Instructions to follow
Go through the listing beneath this task and return every line that carries the string "individuel".

[Records from a data source]
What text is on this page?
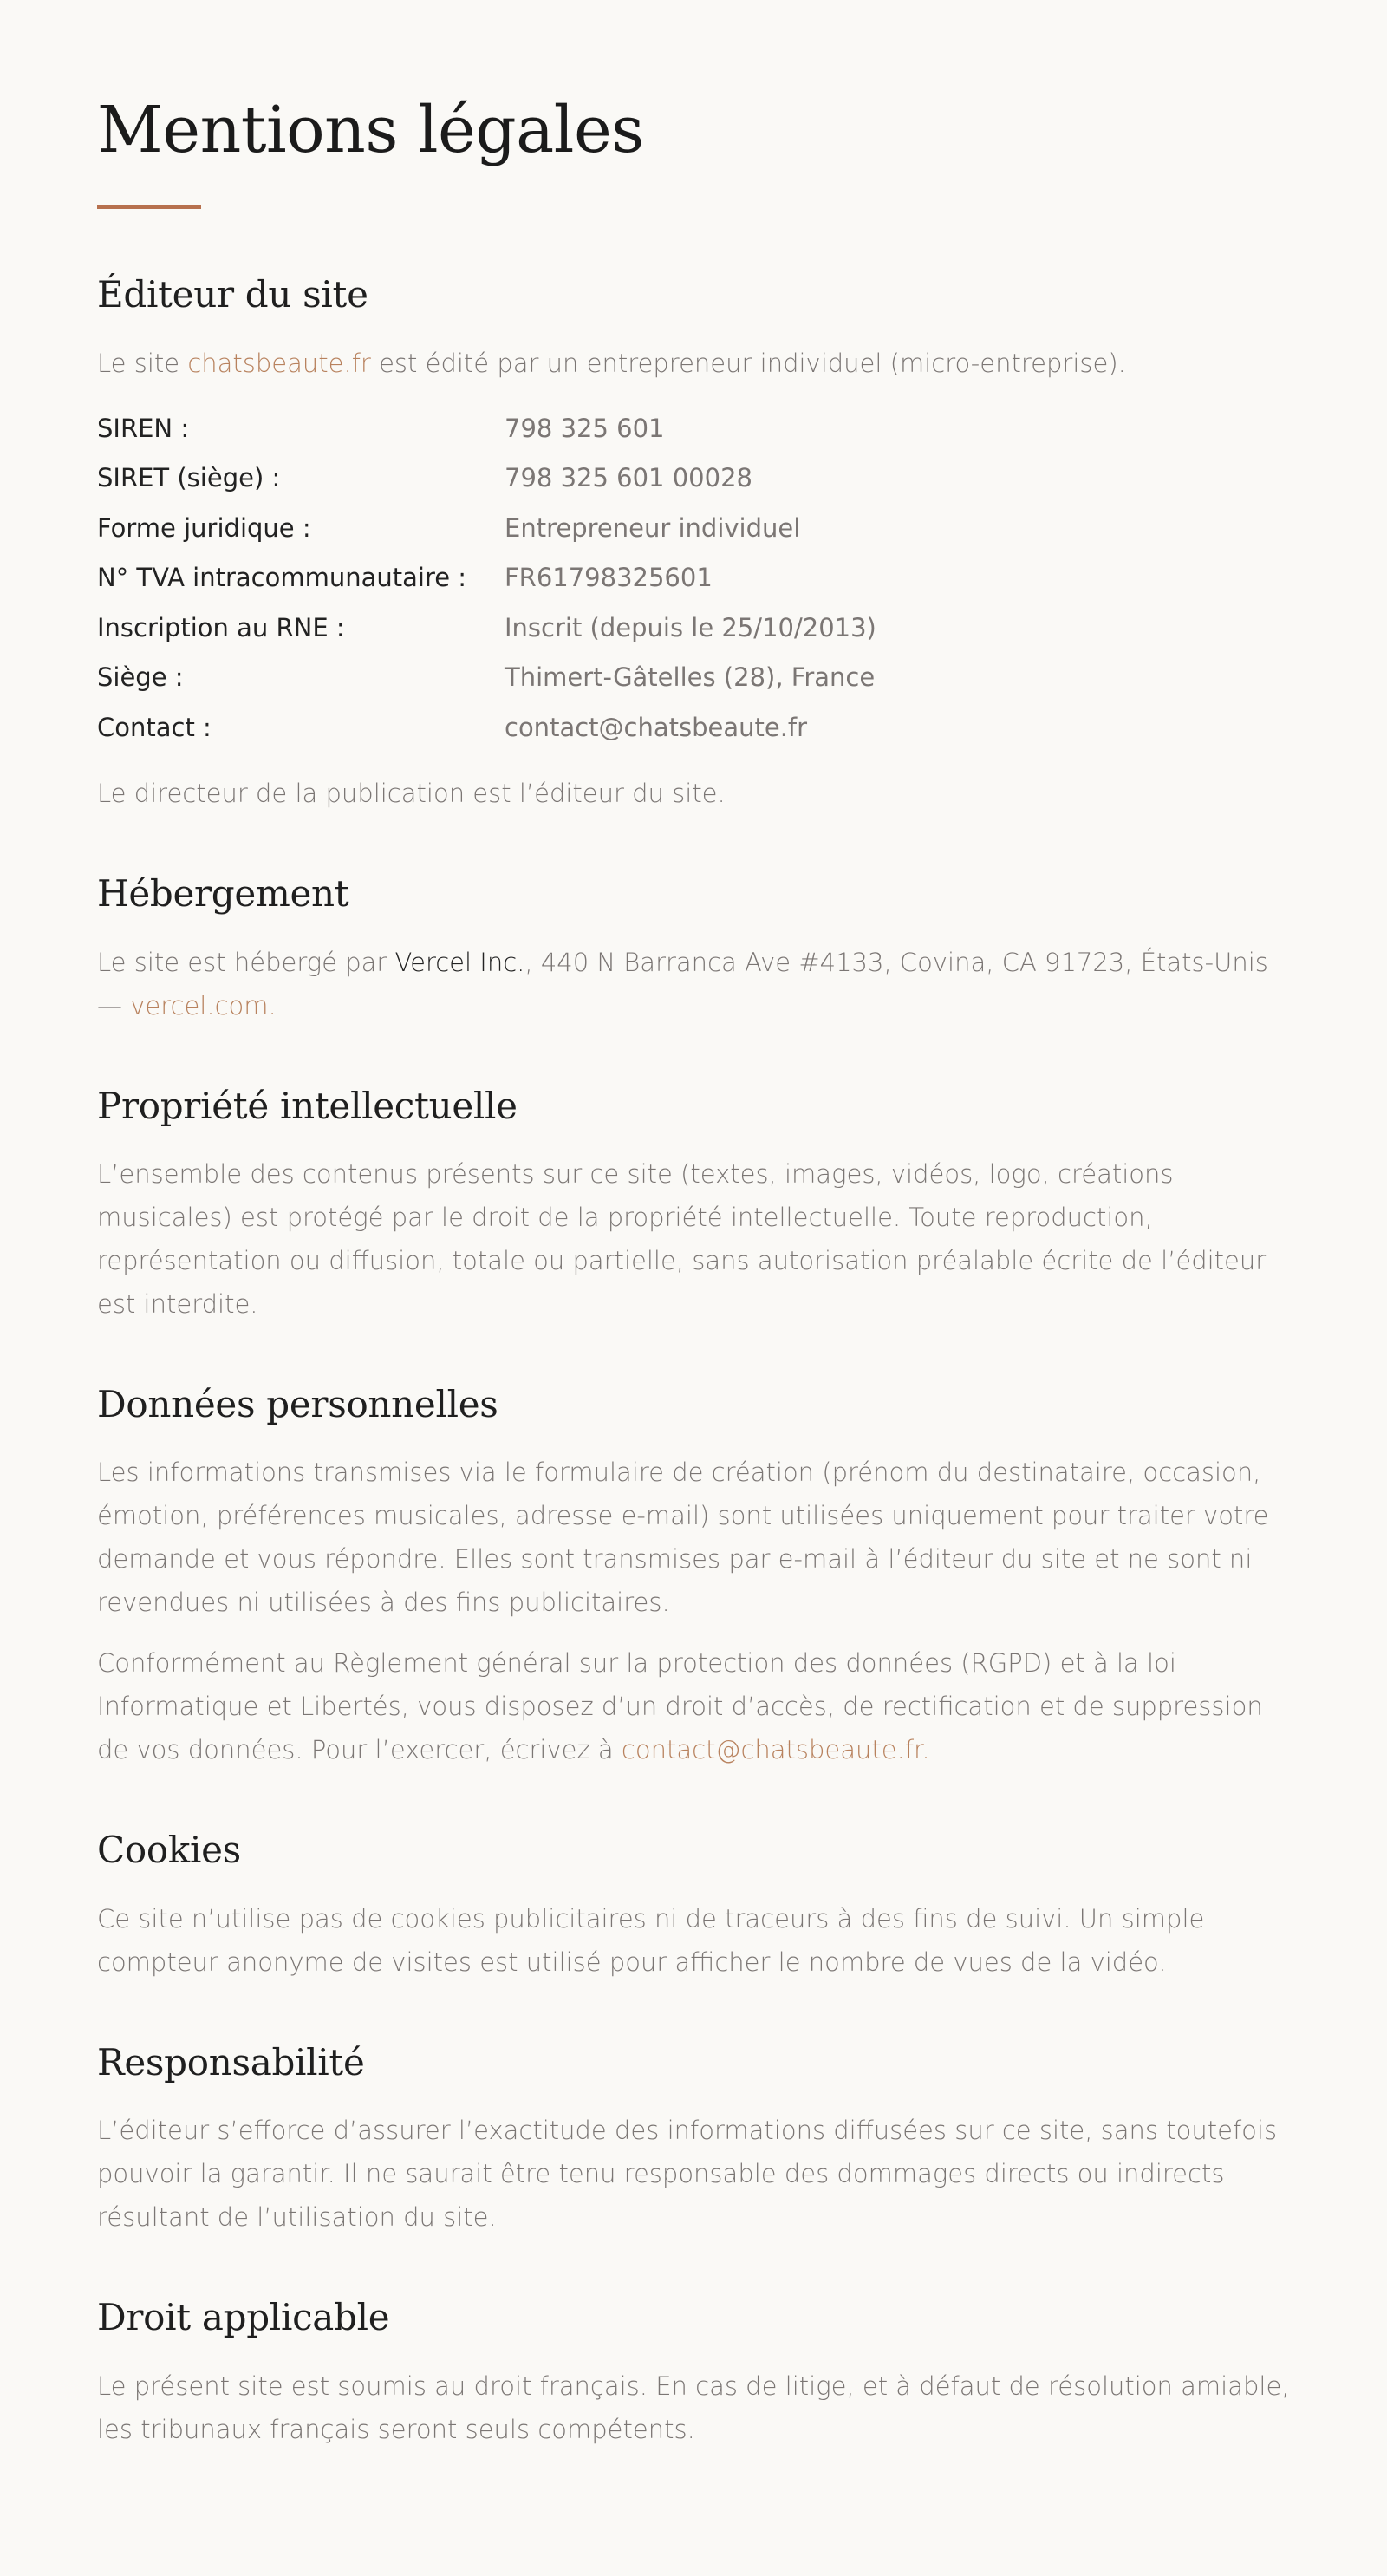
Mentions légales
Éditeur du site

Le site chatsbeaute.fr est édité par un entrepreneur individuel (micro-entreprise).

SIREN :	798 325 601
SIRET (siège) :	798 325 601 00028
Forme juridique :	Entrepreneur individuel
N° TVA intracommunautaire :	FR61798325601
Inscription au RNE :	Inscrit (depuis le 25/10/2013)
Siège :	Thimert-Gâtelles (28), France
Contact :	contact@chatsbeaute.fr

Le directeur de la publication est l’éditeur du site.

Hébergement

Le site est hébergé par Vercel Inc., 440 N Barranca Ave #4133, Covina, CA 91723, États-Unis — vercel.com.

Propriété intellectuelle

L’ensemble des contenus présents sur ce site (textes, images, vidéos, logo, créations musicales) est protégé par le droit de la propriété intellectuelle. Toute reproduction, représentation ou diffusion, totale ou partielle, sans autorisation préalable écrite de l’éditeur est interdite.

Données personnelles

Les informations transmises via le formulaire de création (prénom du destinataire, occasion, émotion, préférences musicales, adresse e-mail) sont utilisées uniquement pour traiter votre demande et vous répondre. Elles sont transmises par e-mail à l’éditeur du site et ne sont ni revendues ni utilisées à des fins publicitaires.

Conformément au Règlement général sur la protection des données (RGPD) et à la loi Informatique et Libertés, vous disposez d’un droit d’accès, de rectification et de suppression de vos données. Pour l’exercer, écrivez à contact@chatsbeaute.fr.

Cookies

Ce site n’utilise pas de cookies publicitaires ni de traceurs à des fins de suivi. Un simple compteur anonyme de visites est utilisé pour afficher le nombre de vues de la vidéo.

Responsabilité

L’éditeur s’efforce d’assurer l’exactitude des informations diffusées sur ce site, sans toutefois pouvoir la garantir. Il ne saurait être tenu responsable des dommages directs ou indirects résultant de l’utilisation du site.

Droit applicable

Le présent site est soumis au droit français. En cas de litige, et à défaut de résolution amiable, les tribunaux français seront seuls compétents.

Task result
Le site chatsbeaute.fr est édité par un entrepreneur individuel (micro-entreprise).
Forme juridique :	Entrepreneur individuel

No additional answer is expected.